* [WRITTEN EXERCISE]: Find every line with the string "time" in it, count them, and reply with that count only.
--- BEGIN ---
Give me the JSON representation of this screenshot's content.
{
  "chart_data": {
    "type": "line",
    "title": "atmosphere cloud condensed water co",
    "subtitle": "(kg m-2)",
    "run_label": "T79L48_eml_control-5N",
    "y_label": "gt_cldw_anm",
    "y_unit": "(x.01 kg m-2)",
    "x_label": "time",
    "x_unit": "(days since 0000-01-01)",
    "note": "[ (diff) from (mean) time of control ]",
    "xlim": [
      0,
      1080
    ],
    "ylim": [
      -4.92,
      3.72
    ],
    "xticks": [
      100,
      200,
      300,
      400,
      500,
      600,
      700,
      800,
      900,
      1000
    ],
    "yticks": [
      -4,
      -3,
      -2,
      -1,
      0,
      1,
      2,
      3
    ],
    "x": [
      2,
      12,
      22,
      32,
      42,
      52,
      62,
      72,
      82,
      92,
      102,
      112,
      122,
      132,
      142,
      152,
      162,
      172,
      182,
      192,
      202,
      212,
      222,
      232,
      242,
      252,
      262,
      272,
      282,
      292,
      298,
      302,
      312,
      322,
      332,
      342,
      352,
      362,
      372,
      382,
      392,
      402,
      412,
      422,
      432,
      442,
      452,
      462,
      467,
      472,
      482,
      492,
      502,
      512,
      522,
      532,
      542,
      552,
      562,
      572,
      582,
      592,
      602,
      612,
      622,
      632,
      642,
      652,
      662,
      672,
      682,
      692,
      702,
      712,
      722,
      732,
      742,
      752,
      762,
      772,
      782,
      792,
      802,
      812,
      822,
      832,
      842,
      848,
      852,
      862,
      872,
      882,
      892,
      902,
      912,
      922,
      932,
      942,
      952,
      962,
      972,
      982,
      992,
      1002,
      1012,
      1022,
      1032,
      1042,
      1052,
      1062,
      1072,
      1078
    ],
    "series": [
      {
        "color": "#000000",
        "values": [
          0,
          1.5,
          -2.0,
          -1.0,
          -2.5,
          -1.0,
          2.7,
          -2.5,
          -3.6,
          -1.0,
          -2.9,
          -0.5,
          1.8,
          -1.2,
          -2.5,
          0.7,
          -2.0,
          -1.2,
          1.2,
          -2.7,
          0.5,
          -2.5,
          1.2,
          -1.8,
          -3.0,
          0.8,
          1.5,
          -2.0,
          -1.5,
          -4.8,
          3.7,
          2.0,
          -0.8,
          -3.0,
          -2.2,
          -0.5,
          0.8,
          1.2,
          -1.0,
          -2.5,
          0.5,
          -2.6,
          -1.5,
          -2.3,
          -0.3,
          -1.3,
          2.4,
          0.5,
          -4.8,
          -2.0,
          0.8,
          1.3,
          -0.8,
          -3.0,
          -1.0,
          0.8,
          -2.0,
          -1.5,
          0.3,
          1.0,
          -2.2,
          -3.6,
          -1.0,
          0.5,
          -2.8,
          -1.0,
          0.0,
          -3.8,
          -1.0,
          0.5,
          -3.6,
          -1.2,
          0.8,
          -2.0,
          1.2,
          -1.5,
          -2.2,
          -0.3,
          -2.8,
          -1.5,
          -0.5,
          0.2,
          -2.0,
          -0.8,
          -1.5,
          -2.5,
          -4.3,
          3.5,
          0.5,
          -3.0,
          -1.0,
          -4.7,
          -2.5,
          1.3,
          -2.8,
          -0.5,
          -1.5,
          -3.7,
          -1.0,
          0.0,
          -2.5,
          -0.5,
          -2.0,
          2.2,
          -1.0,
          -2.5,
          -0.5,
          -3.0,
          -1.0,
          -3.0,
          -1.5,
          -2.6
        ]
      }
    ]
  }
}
--- END ---
* [SOLUTION TO THIS TASK]: 2